_RECORDS TO USE:_
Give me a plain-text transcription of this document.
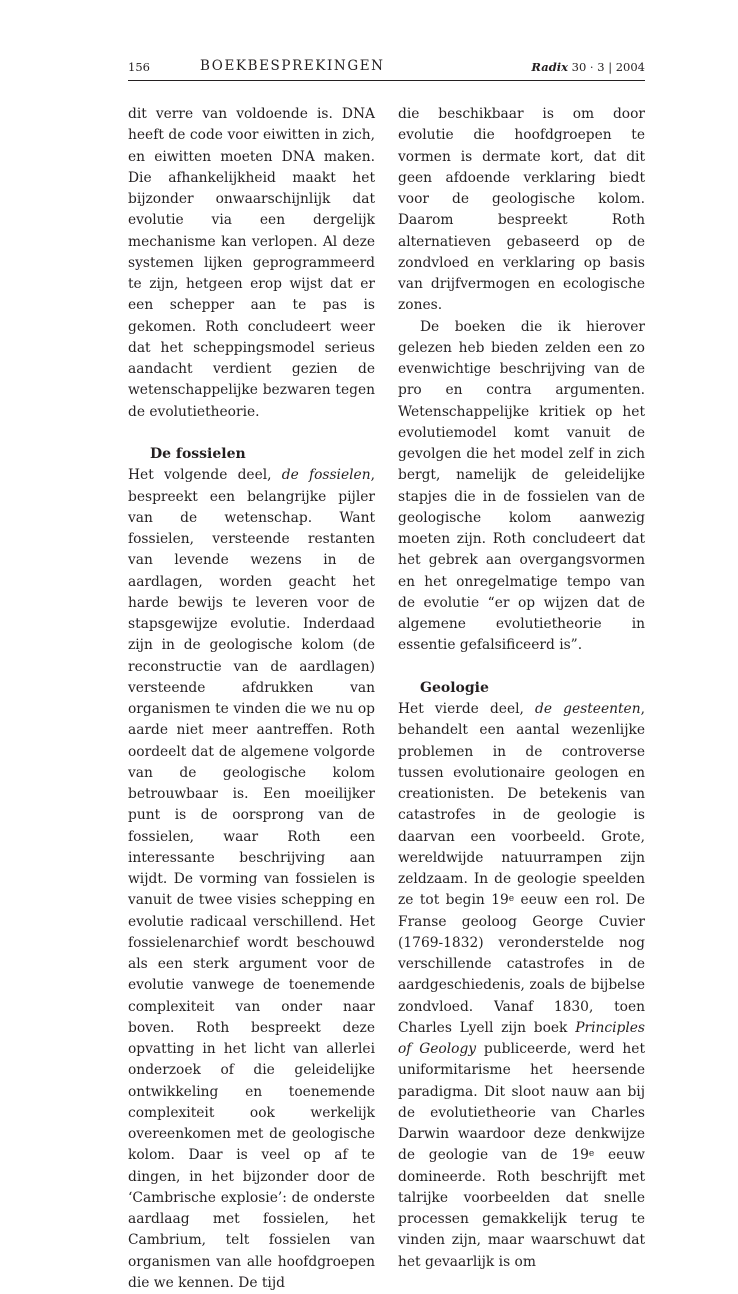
156	BOEKBESPREKINGEN	Radix 30 · 3 | 2004

dit verre van voldoende is. DNA heeft de code voor eiwitten in zich, en eiwitten moeten DNA maken. Die afhankelijkheid maakt het bijzonder onwaarschijnlijk dat evolutie via een dergelijk mechanisme kan verlopen. Al deze systemen lijken geprogrammeerd te zijn, hetgeen erop wijst dat er een schepper aan te pas is gekomen. Roth concludeert weer dat het scheppingsmodel serieus aandacht verdient gezien de wetenschappelijke bezwaren tegen de evolutietheorie.

De fossielen

Het volgende deel, de fossielen, bespreekt een belangrijke pijler van de wetenschap. Want fossielen, versteende restanten van levende wezens in de aardlagen, worden geacht het harde bewijs te leveren voor de stapsgewijze evolutie. Inderdaad zijn in de geologische kolom (de reconstructie van de aardlagen) versteende afdrukken van organismen te vinden die we nu op aarde niet meer aantreffen. Roth oordeelt dat de algemene volgorde van de geologische kolom betrouwbaar is. Een moeilijker punt is de oorsprong van de fossielen, waar Roth een interessante beschrijving aan wijdt. De vorming van fossielen is vanuit de twee visies schepping en evolutie radicaal verschillend. Het fossielenarchief wordt beschouwd als een sterk argument voor de evolutie vanwege de toenemende complexiteit van onder naar boven. Roth bespreekt deze opvatting in het licht van allerlei onderzoek of die geleidelijke ontwikkeling en toenemende complexiteit ook werkelijk overeenkomen met de geologische kolom. Daar is veel op af te dingen, in het bijzonder door de ‘Cambrische explosie’: de onderste aardlaag met fossielen, het Cambrium, telt fossielen van organismen van alle hoofdgroepen die we kennen. De tijd

die beschikbaar is om door evolutie die hoofdgroepen te vormen is dermate kort, dat dit geen afdoende verklaring biedt voor de geologische kolom. Daarom bespreekt Roth alternatieven gebaseerd op de zondvloed en verklaring op basis van drijfvermogen en ecologische zones.

De boeken die ik hierover gelezen heb bieden zelden een zo evenwichtige beschrijving van de pro en contra argumenten. Wetenschappelijke kritiek op het evolutiemodel komt vanuit de gevolgen die het model zelf in zich bergt, namelijk de geleidelijke stapjes die in de fossielen van de geologische kolom aanwezig moeten zijn. Roth concludeert dat het gebrek aan overgangsvormen en het onregelmatige tempo van de evolutie “er op wijzen dat de algemene evolutietheorie in essentie gefalsificeerd is”.

Geologie

Het vierde deel, de gesteenten, behandelt een aantal wezenlijke problemen in de controverse tussen evolutionaire geologen en creationisten. De betekenis van catastrofes in de geologie is daarvan een voorbeeld. Grote, wereldwijde natuurrampen zijn zeldzaam. In de geologie speelden ze tot begin 19e eeuw een rol. De Franse geoloog George Cuvier (1769-1832) veronderstelde nog verschillende catastrofes in de aardgeschiedenis, zoals de bijbelse zondvloed. Vanaf 1830, toen Charles Lyell zijn boek Principles of Geology publiceerde, werd het uniformitarisme het heersende paradigma. Dit sloot nauw aan bij de evolutietheorie van Charles Darwin waardoor deze denkwijze de geologie van de 19e eeuw domineerde. Roth beschrijft met talrijke voorbeelden dat snelle processen gemakkelijk terug te vinden zijn, maar waarschuwt dat het gevaarlijk is om
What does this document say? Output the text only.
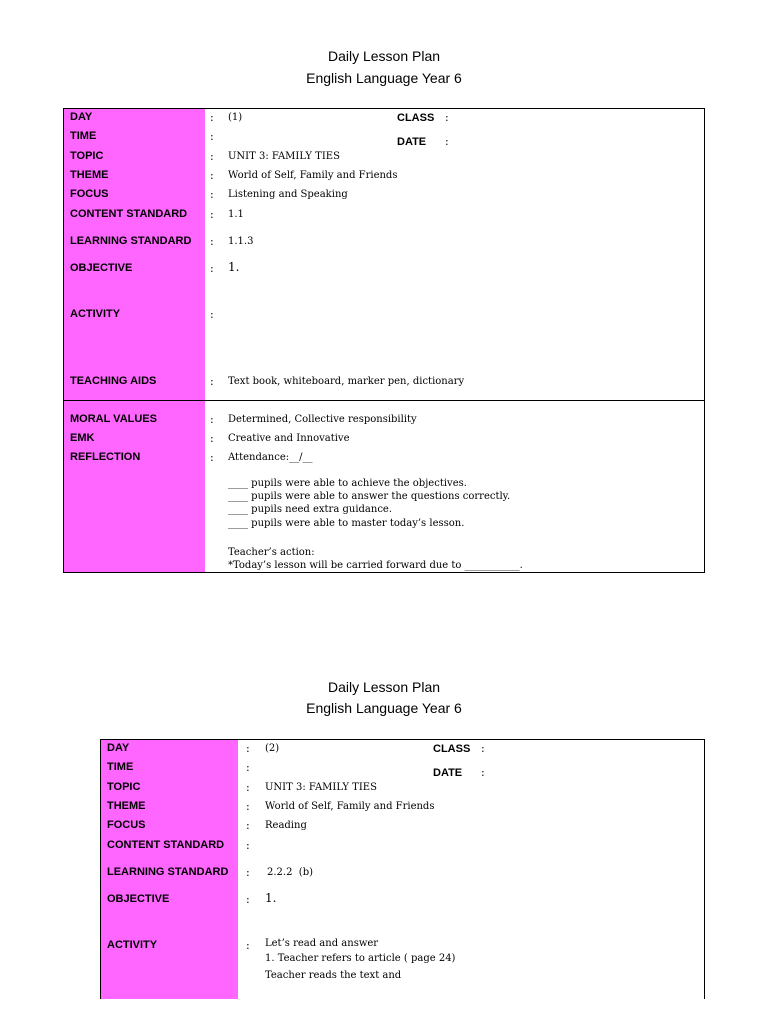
Daily Lesson Plan
English Language Year 6
DAY
TIME
TOPIC
THEME
FOCUS
CONTENT STANDARD
LEARNING STANDARD
OBJECTIVE
ACTIVITY
TEACHING AIDS
MORAL VALUES
EMK
REFLECTION
:
:
:
:
:
:
:
:
:
:
:
:
:
(1)	CLASS :
DATE :
UNIT 3: FAMILY TIES
World of Self, Family and Friends
Listening and Speaking
1.1
1.1.3
1.
Text book, whiteboard, marker pen, dictionary
Determined, Collective responsibility
Creative and Innovative
Attendance:__/__
____ pupils were able to achieve the objectives.
____ pupils were able to answer the questions correctly.
____ pupils need extra guidance.
____ pupils were able to master today’s lesson.
Teacher’s action:
*Today’s lesson will be carried forward due to ___________.
Daily Lesson Plan
English Language Year 6
DAY
TIME
TOPIC
THEME
FOCUS
CONTENT STANDARD
LEARNING STANDARD
OBJECTIVE
ACTIVITY
:
:
:
:
:
:
:
:
:
(2)	CLASS :
DATE :
UNIT 3: FAMILY TIES
World of Self, Family and Friends
Reading
2.2.2  (b)
1.
Let’s read and answer
1. Teacher refers to article ( page 24)
Teacher reads the text and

_WORK TO DO:_ All lines that include "geologische" are to be gathered and copied.

_FULL SOLUTION:_
Het volgende deel, de fossielen, bespreekt een belangrijke pijler van de wetenschap. Want fossielen, versteende restanten van levende wezens in de aardlagen, worden geacht het harde bewijs te leveren voor de stapsgewijze evolutie. Inderdaad zijn in de geologische kolom (de reconstructie van de aardlagen) versteende afdrukken van organismen te vinden die we nu op aarde niet meer aantreffen. Roth oordeelt dat de algemene volgorde van de geologische kolom betrouwbaar is. Een moeilijker punt is de oorsprong van de fossielen, waar Roth een interessante beschrijving aan wijdt. De vorming van fossielen is vanuit de twee visies schepping en evolutie radicaal verschillend. Het fossielenarchief wordt beschouwd als een sterk argument voor de evolutie vanwege de toenemende complexiteit van onder naar boven. Roth bespreekt deze opvatting in het licht van allerlei onderzoek of die geleidelijke ontwikkeling en toenemende complexiteit ook werkelijk overeenkomen met de geologische kolom. Daar is veel op af te dingen, in het bijzonder door de ‘Cambrische explosie’: de onderste aardlaag met fossielen, het Cambrium, telt fossielen van organismen van alle hoofdgroepen die we kennen. De tijd
die beschikbaar is om door evolutie die hoofdgroepen te vormen is dermate kort, dat dit geen afdoende verklaring biedt voor de geologische kolom. Daarom bespreekt Roth alternatieven gebaseerd op de zondvloed en verklaring op basis van drijfvermogen en ecologische zones.
De boeken die ik hierover gelezen heb bieden zelden een zo evenwichtige beschrijving van de pro en contra argumenten. Wetenschappelijke kritiek op het evolutiemodel komt vanuit de gevolgen die het model zelf in zich bergt, namelijk de geleidelijke stapjes die in de fossielen van de geologische kolom aanwezig moeten zijn. Roth concludeert dat het gebrek aan overgangsvormen en het onregelmatige tempo van de evolutie “er op wijzen dat de algemene evolutietheorie in essentie gefalsificeerd is”.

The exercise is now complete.